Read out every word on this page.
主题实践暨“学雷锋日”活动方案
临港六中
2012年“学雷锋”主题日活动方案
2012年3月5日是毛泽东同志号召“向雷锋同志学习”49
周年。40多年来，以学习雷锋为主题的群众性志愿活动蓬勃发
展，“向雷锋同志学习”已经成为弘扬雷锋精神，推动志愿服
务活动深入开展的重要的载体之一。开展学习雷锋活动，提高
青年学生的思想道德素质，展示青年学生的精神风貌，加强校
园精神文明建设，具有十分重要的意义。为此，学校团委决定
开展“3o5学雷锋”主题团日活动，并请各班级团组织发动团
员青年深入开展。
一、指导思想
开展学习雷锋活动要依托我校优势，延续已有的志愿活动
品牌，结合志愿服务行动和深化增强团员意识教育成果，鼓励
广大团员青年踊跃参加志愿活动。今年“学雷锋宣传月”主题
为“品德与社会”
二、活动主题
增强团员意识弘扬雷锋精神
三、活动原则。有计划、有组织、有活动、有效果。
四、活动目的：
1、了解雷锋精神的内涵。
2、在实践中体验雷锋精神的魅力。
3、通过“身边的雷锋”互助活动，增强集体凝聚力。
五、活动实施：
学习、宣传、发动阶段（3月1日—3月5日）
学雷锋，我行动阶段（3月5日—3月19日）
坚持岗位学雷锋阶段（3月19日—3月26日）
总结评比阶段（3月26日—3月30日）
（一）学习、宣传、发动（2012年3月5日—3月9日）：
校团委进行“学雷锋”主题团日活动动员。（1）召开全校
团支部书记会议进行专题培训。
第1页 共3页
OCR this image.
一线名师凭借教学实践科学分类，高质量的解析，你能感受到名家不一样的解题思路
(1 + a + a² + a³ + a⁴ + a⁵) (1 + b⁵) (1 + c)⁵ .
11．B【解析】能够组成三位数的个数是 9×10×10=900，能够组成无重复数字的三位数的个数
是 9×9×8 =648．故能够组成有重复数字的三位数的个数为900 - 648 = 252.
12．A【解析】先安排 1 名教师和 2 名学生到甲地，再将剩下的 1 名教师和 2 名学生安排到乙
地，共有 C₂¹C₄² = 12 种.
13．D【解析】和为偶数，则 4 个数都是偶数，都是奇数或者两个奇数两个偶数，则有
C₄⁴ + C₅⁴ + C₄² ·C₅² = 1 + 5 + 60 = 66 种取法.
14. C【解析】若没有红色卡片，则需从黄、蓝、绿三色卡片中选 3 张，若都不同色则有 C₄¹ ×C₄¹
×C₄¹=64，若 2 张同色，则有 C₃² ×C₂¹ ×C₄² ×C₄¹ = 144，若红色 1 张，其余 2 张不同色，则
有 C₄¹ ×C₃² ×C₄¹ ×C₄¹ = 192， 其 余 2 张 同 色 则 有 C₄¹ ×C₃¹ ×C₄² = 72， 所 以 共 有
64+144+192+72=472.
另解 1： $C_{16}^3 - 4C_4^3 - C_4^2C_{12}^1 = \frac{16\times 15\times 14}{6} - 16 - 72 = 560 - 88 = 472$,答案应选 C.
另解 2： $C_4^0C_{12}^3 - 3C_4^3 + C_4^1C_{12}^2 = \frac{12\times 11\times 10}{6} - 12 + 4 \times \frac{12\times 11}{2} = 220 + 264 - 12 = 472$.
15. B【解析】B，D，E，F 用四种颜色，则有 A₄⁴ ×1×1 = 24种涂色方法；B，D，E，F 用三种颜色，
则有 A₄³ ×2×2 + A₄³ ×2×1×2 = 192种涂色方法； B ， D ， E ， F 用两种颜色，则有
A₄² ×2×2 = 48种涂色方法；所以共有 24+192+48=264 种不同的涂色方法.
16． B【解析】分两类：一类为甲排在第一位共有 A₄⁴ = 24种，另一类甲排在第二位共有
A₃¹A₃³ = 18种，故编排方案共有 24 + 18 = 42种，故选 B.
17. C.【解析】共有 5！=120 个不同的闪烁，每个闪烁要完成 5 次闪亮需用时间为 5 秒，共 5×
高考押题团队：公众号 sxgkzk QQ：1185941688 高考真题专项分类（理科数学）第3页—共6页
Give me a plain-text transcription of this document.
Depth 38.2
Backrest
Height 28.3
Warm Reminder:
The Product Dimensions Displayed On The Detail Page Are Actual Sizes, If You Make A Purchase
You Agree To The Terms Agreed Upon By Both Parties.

GIVEN TASK: Extract the data in full. Keep it word for word.

EXERCISE RESPONSE:
Read out every word on this page.
主题实践暨“学雷锋日”活动方案
临港六中
2012年“学雷锋”主题日活动方案
2012年3月5日是毛泽东同志号召“向雷锋同志学习”49
周年。40多年来，以学习雷锋为主题的群众性志愿活动蓬勃发
展，“向雷锋同志学习”已经成为弘扬雷锋精神，推动志愿服
务活动深入开展的重要的载体之一。开展学习雷锋活动，提高
青年学生的思想道德素质，展示青年学生的精神风貌，加强校
园精神文明建设，具有十分重要的意义。为此，学校团委决定
开展“3o5学雷锋”主题团日活动，并请各班级团组织发动团
员青年深入开展。
一、指导思想
开展学习雷锋活动要依托我校优势，延续已有的志愿活动
品牌，结合志愿服务行动和深化增强团员意识教育成果，鼓励
广大团员青年踊跃参加志愿活动。今年“学雷锋宣传月”主题
为“品德与社会”
二、活动主题
增强团员意识弘扬雷锋精神
三、活动原则。有计划、有组织、有活动、有效果。
四、活动目的：
1、了解雷锋精神的内涵。
2、在实践中体验雷锋精神的魅力。
3、通过“身边的雷锋”互助活动，增强集体凝聚力。
五、活动实施：
学习、宣传、发动阶段（3月1日—3月5日）
学雷锋，我行动阶段（3月5日—3月19日）
坚持岗位学雷锋阶段（3月19日—3月26日）
总结评比阶段（3月26日—3月30日）
（一）学习、宣传、发动（2012年3月5日—3月9日）：
校团委进行“学雷锋”主题团日活动动员。（1）召开全校
团支部书记会议进行专题培训。
第1页 共3页
OCR this image.
一线名师凭借教学实践科学分类，高质量的解析，你能感受到名家不一样的解题思路
(1 + a + a² + a³ + a⁴ + a⁵) (1 + b⁵) (1 + c)⁵ .
11．B【解析】能够组成三位数的个数是 9×10×10=900，能够组成无重复数字的三位数的个数
是 9×9×8 =648．故能够组成有重复数字的三位数的个数为900 - 648 = 252.
12．A【解析】先安排 1 名教师和 2 名学生到甲地，再将剩下的 1 名教师和 2 名学生安排到乙
地，共有 C₂¹C₄² = 12 种.
13．D【解析】和为偶数，则 4 个数都是偶数，都是奇数或者两个奇数两个偶数，则有
C₄⁴ + C₅⁴ + C₄² ·C₅² = 1 + 5 + 60 = 66 种取法.
14. C【解析】若没有红色卡片，则需从黄、蓝、绿三色卡片中选 3 张，若都不同色则有 C₄¹ ×C₄¹
×C₄¹=64，若 2 张同色，则有 C₃² ×C₂¹ ×C₄² ×C₄¹ = 144，若红色 1 张，其余 2 张不同色，则
有 C₄¹ ×C₃² ×C₄¹ ×C₄¹ = 192， 其 余 2 张 同 色 则 有 C₄¹ ×C₃¹ ×C₄² = 72， 所 以 共 有
64+144+192+72=472.
另解 1： $C_{16}^3 - 4C_4^3 - C_4^2C_{12}^1 = \frac{16\times 15\times 14}{6} - 16 - 72 = 560 - 88 = 472$,答案应选 C.
另解 2： $C_4^0C_{12}^3 - 3C_4^3 + C_4^1C_{12}^2 = \frac{12\times 11\times 10}{6} - 12 + 4 \times \frac{12\times 11}{2} = 220 + 264 - 12 = 472$.
15. B【解析】B，D，E，F 用四种颜色，则有 A₄⁴ ×1×1 = 24种涂色方法；B，D，E，F 用三种颜色，
则有 A₄³ ×2×2 + A₄³ ×2×1×2 = 192种涂色方法； B ， D ， E ， F 用两种颜色，则有
A₄² ×2×2 = 48种涂色方法；所以共有 24+192+48=264 种不同的涂色方法.
16． B【解析】分两类：一类为甲排在第一位共有 A₄⁴ = 24种，另一类甲排在第二位共有
A₃¹A₃³ = 18种，故编排方案共有 24 + 18 = 42种，故选 B.
17. C.【解析】共有 5！=120 个不同的闪烁，每个闪烁要完成 5 次闪亮需用时间为 5 秒，共 5×
高考押题团队：公众号 sxgkzk QQ：1185941688 高考真题专项分类（理科数学）第3页—共6页
Give me a plain-text transcription of this document.
Depth 38.2
Backrest
Height 28.3
Warm Reminder:
The Product Dimensions Displayed On The Detail Page Are Actual Sizes, If You Make A Purchase
You Agree To The Terms Agreed Upon By Both Parties.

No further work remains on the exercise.